■ **TASK OBJECTIVE**
Starting at the line that holds "Read this page and output its text content.", quote every line through the end of the records, both boundary lines included. Omit the pictures.

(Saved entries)
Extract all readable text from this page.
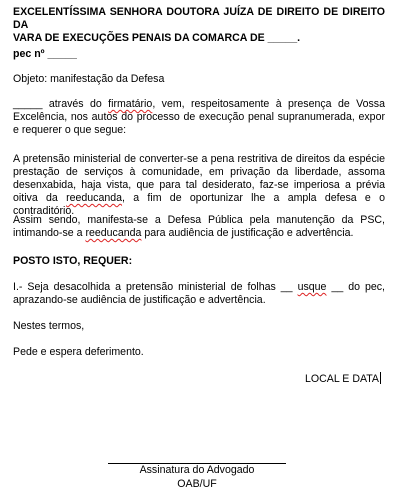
EXCELENTÍSSIMA SENHORA DOUTORA JUÍZA DE DIREITO DE DIREITO DA
VARA DE EXECUÇÕES PENAIS DA COMARCA DE _____.

pec nº _____

Objeto: manifestação da Defesa

_____ através do firmatário, vem, respeitosamente à presença de Vossa Excelência, nos autos do processo de execução penal supranumerada, expor e requerer o que segue:

A pretensão ministerial de converter-se a pena restritiva de direitos da espécie prestação de serviços à comunidade, em privação da liberdade, assoma desenxabida, haja vista, que para tal desiderato, faz-se imperiosa a prévia oitiva da reeducanda, a fim de oportunizar lhe a ampla defesa e o contraditório.

Assim sendo, manifesta-se a Defesa Pública pela manutenção da PSC, intimando-se a reeducanda para audiência de justificação e advertência.

POSTO ISTO, REQUER:

I.- Seja desacolhida a pretensão ministerial de folhas __ usque __ do pec, aprazando-se audiência de justificação e advertência.

Nestes termos,

Pede e espera deferimento.

LOCAL E DATA

Assinatura do Advogado

OAB/UF
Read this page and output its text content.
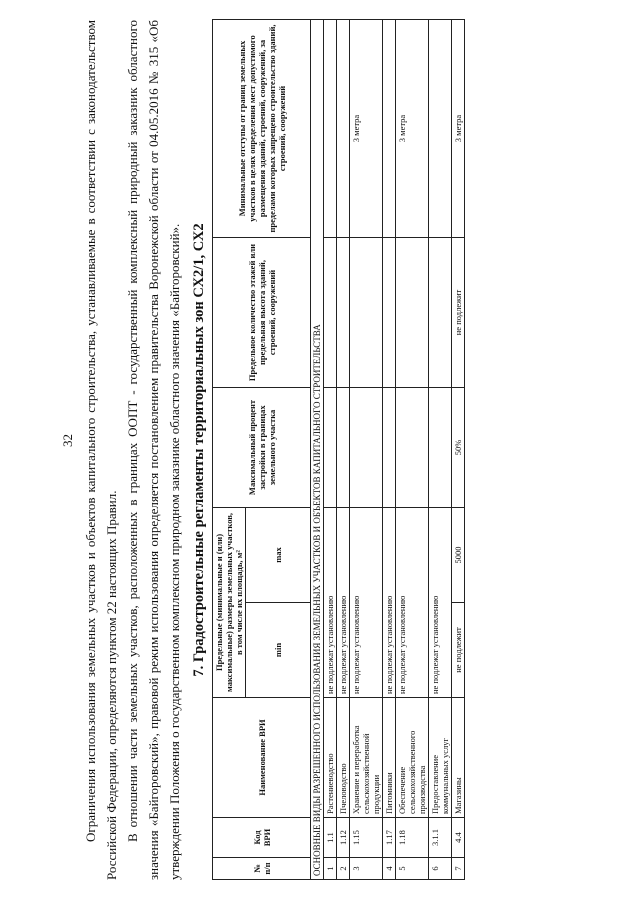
32 Ограничения использования земельных участков и объектов капитального строительства, устанавливаемые в соответствии с законодательством Российской Федерации, определяются пунктом 22 настоящих Правил. В отношении части земельных участков, расположенных в границах ООПТ - государственный комплексный природный заказник областного значения «Байгоровский», правовой режим использования определяется постановлением правительства Воронежской области от 04.05.2016 № 315 «Об утверждении Положения о государственном комплексном природном заказнике областного значения «Байгоровский». 7. Градостроительные регламенты территориальных зон СХ2/1, СХ2
№ п/п	Код ВРИ	Наименование ВРИ	Предельные (минимальные и (или) максимальные) размеры земельных участков, в том числе их площадь, м²		Максимальный процент застройки в границах земельного участка	Предельное количество этажей или предельная высота зданий, строений, сооружений	Минимальные отступы от границ земельных участков в целях определения мест допустимого размещения зданий, строений, сооружений, за пределами которых запрещено строительство зданий, строений, сооружений
			min	max			
ОСНОВНЫЕ ВИДЫ РАЗРЕШЕННОГО ИСПОЛЬЗОВАНИЯ ЗЕМЕЛЬНЫХ УЧАСТКОВ И ОБЪЕКТОВ КАПИТАЛЬНОГО СТРОИТЕЛЬСТВА							
1	1.1	Растениеводство	не подлежат установлению				
2	1.12	Пчеловодство	не подлежат установлению				
3	1.15	Хранение и переработка сельскохозяйственной продукции	не подлежат установлению				3 метра
4	1.17	Питомники	не подлежат установлению				
5	1.18	Обеспечение сельскохозяйственного производства	не подлежат установлению				3 метра
6	3.1.1	Предоставление коммунальных услуг	не подлежат установлению				
7	4.4	Магазины	не подлежит	5000	50%	не подлежит	3 метра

■ **SOLUTION BELOW**
Read this page and output its text content.
32 Ограничения использования земельных участков и объектов капитального строительства, устанавливаемые в соответствии с законодательством Российской Федерации, определяются пунктом 22 настоящих Правил. В отношении части земельных участков, расположенных в границах ООПТ - государственный комплексный природный заказник областного значения «Байгоровский», правовой режим использования определяется постановлением правительства Воронежской области от 04.05.2016 № 315 «Об утверждении Положения о государственном комплексном природном заказнике областного значения «Байгоровский». 7. Градостроительные регламенты территориальных зон СХ2/1, СХ2
№ п/п	Код ВРИ	Наименование ВРИ	Предельные (минимальные и (или) максимальные) размеры земельных участков, в том числе их площадь, м²		Максимальный процент застройки в границах земельного участка	Предельное количество этажей или предельная высота зданий, строений, сооружений	Минимальные отступы от границ земельных участков в целях определения мест допустимого размещения зданий, строений, сооружений, за пределами которых запрещено строительство зданий, строений, сооружений
			min	max			
ОСНОВНЫЕ ВИДЫ РАЗРЕШЕННОГО ИСПОЛЬЗОВАНИЯ ЗЕМЕЛЬНЫХ УЧАСТКОВ И ОБЪЕКТОВ КАПИТАЛЬНОГО СТРОИТЕЛЬСТВА							
1	1.1	Растениеводство	не подлежат установлению				
2	1.12	Пчеловодство	не подлежат установлению				
3	1.15	Хранение и переработка сельскохозяйственной продукции	не подлежат установлению				3 метра
4	1.17	Питомники	не подлежат установлению				
5	1.18	Обеспечение сельскохозяйственного производства	не подлежат установлению				3 метра
6	3.1.1	Предоставление коммунальных услуг	не подлежат установлению				
7	4.4	Магазины	не подлежит	5000	50%	не подлежит	3 метра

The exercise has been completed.